- **Your goal**: Write out the listing below in full and exactly, leaving out every picture.

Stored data

**********

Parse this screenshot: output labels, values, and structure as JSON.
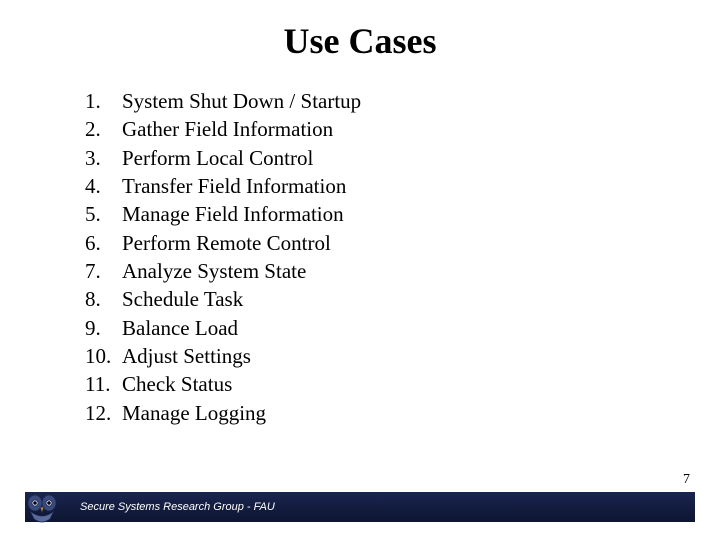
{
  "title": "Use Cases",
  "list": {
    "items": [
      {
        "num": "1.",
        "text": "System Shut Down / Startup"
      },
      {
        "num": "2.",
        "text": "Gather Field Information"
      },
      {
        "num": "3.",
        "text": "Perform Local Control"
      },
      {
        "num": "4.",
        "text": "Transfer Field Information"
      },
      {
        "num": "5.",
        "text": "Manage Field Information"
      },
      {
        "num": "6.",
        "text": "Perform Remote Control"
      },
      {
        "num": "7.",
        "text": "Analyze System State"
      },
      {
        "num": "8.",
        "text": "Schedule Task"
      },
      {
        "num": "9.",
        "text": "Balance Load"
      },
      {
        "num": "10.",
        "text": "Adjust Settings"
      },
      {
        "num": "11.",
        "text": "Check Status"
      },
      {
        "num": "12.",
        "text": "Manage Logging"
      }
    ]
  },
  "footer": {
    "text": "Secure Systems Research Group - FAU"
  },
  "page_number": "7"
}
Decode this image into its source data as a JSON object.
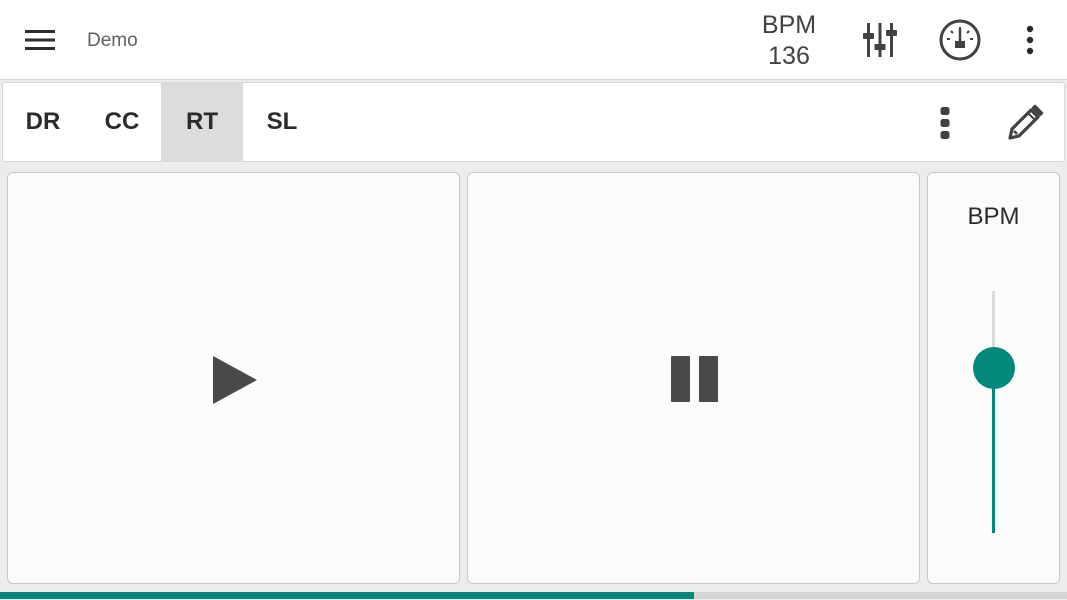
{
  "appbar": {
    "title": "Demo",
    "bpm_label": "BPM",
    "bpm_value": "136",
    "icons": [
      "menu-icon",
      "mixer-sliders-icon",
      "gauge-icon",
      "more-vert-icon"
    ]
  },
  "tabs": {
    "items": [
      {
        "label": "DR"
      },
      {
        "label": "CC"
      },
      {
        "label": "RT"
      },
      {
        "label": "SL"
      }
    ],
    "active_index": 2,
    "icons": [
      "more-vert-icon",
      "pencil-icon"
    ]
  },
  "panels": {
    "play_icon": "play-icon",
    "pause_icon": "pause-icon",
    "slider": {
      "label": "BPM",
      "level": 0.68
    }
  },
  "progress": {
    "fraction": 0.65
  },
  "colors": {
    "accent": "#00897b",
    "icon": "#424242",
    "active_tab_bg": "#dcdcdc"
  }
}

**********

- **Answer to the problem**:
Parse this screenshot: output labels, values, and structure as JSON.
{
  "title": "Use Cases",
  "list": {
    "items": [
      {
        "num": "1.",
        "text": "System Shut Down / Startup"
      },
      {
        "num": "2.",
        "text": "Gather Field Information"
      },
      {
        "num": "3.",
        "text": "Perform Local Control"
      },
      {
        "num": "4.",
        "text": "Transfer Field Information"
      },
      {
        "num": "5.",
        "text": "Manage Field Information"
      },
      {
        "num": "6.",
        "text": "Perform Remote Control"
      },
      {
        "num": "7.",
        "text": "Analyze System State"
      },
      {
        "num": "8.",
        "text": "Schedule Task"
      },
      {
        "num": "9.",
        "text": "Balance Load"
      },
      {
        "num": "10.",
        "text": "Adjust Settings"
      },
      {
        "num": "11.",
        "text": "Check Status"
      },
      {
        "num": "12.",
        "text": "Manage Logging"
      }
    ]
  },
  "footer": {
    "text": "Secure Systems Research Group - FAU"
  },
  "page_number": "7"
}
Decode this image into its source data as a JSON object.
{
  "appbar": {
    "title": "Demo",
    "bpm_label": "BPM",
    "bpm_value": "136",
    "icons": [
      "menu-icon",
      "mixer-sliders-icon",
      "gauge-icon",
      "more-vert-icon"
    ]
  },
  "tabs": {
    "items": [
      {
        "label": "DR"
      },
      {
        "label": "CC"
      },
      {
        "label": "RT"
      },
      {
        "label": "SL"
      }
    ],
    "active_index": 2,
    "icons": [
      "more-vert-icon",
      "pencil-icon"
    ]
  },
  "panels": {
    "play_icon": "play-icon",
    "pause_icon": "pause-icon",
    "slider": {
      "label": "BPM",
      "level": 0.68
    }
  },
  "progress": {
    "fraction": 0.65
  },
  "colors": {
    "accent": "#00897b",
    "icon": "#424242",
    "active_tab_bg": "#dcdcdc"
  }
}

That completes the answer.